*Problem description*:
Copy out the lines below word for word, starting with the line containing "Bar — [235, 60, 242, 69]" and ending with the line containing "Text: 8: 8 — [101, 273, 108, 286]", both included.

*Rows*:
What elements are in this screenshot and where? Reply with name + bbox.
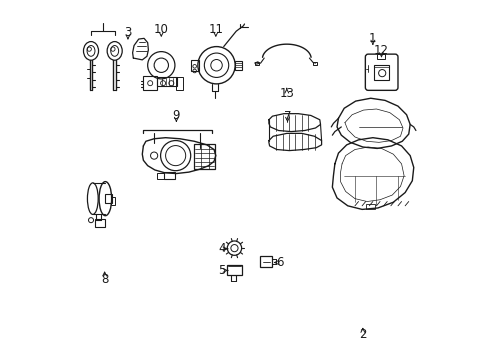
Bar — [235, 60, 242, 69]
Bar — [194, 144, 215, 168]
Bar — [190, 60, 198, 71]
Bar — [227, 265, 241, 275]
Text: 4: 4 — [218, 242, 225, 255]
Text: 7: 7 — [283, 110, 291, 123]
Bar — [365, 204, 374, 210]
Text: 1: 1 — [368, 32, 376, 45]
Bar — [176, 77, 183, 90]
Text: 9: 9 — [172, 109, 180, 122]
Bar — [157, 77, 176, 86]
Bar — [373, 65, 388, 80]
Text: 12: 12 — [373, 44, 388, 57]
Bar — [94, 220, 104, 227]
Bar — [312, 62, 317, 65]
Text: 2: 2 — [358, 328, 366, 341]
Bar — [254, 62, 258, 65]
Bar — [104, 194, 112, 203]
Bar — [156, 173, 163, 179]
Bar — [143, 76, 157, 90]
Text: 8: 8 — [101, 273, 108, 286]
Text: 13: 13 — [279, 87, 294, 100]
Bar — [376, 54, 384, 59]
Bar — [259, 256, 271, 267]
Text: 10: 10 — [154, 23, 168, 36]
Bar — [163, 172, 174, 179]
Text: 3: 3 — [124, 27, 131, 40]
Text: 11: 11 — [208, 23, 223, 36]
Text: 6: 6 — [276, 256, 284, 269]
Bar — [110, 197, 115, 205]
Text: 5: 5 — [218, 264, 225, 277]
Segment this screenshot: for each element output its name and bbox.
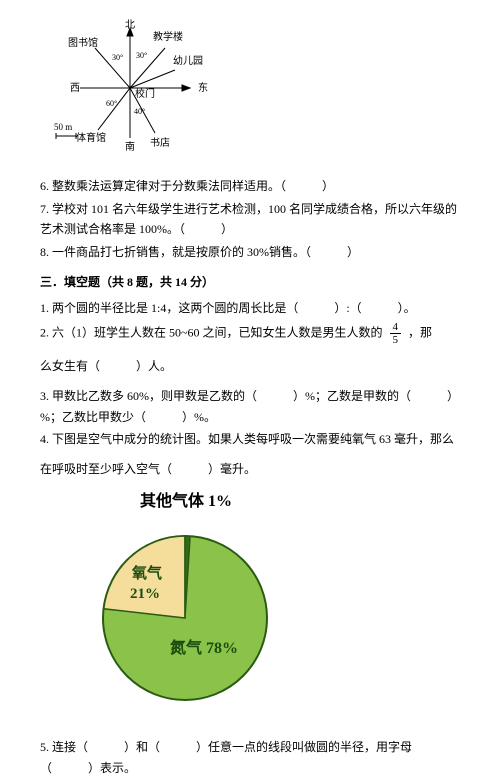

*Task result*:
Bar — [235, 60, 242, 69]
Bar — [194, 144, 215, 168]
Bar — [190, 60, 198, 71]
Bar — [227, 265, 241, 275]
Text: 4: 4 — [218, 242, 225, 255]
Text: 7: 7 — [283, 110, 291, 123]
Bar — [365, 204, 374, 210]
Text: 1: 1 — [368, 32, 376, 45]
Bar — [176, 77, 183, 90]
Text: 9: 9 — [172, 109, 180, 122]
Bar — [157, 77, 176, 86]
Bar — [373, 65, 388, 80]
Text: 12: 12 — [373, 44, 388, 57]
Bar — [94, 220, 104, 227]
Bar — [312, 62, 317, 65]
Text: 2: 2 — [358, 328, 366, 341]
Bar — [254, 62, 258, 65]
Bar — [104, 194, 112, 203]
Bar — [156, 173, 163, 179]
Bar — [143, 76, 157, 90]
Text: 8: 8 — [101, 273, 108, 286]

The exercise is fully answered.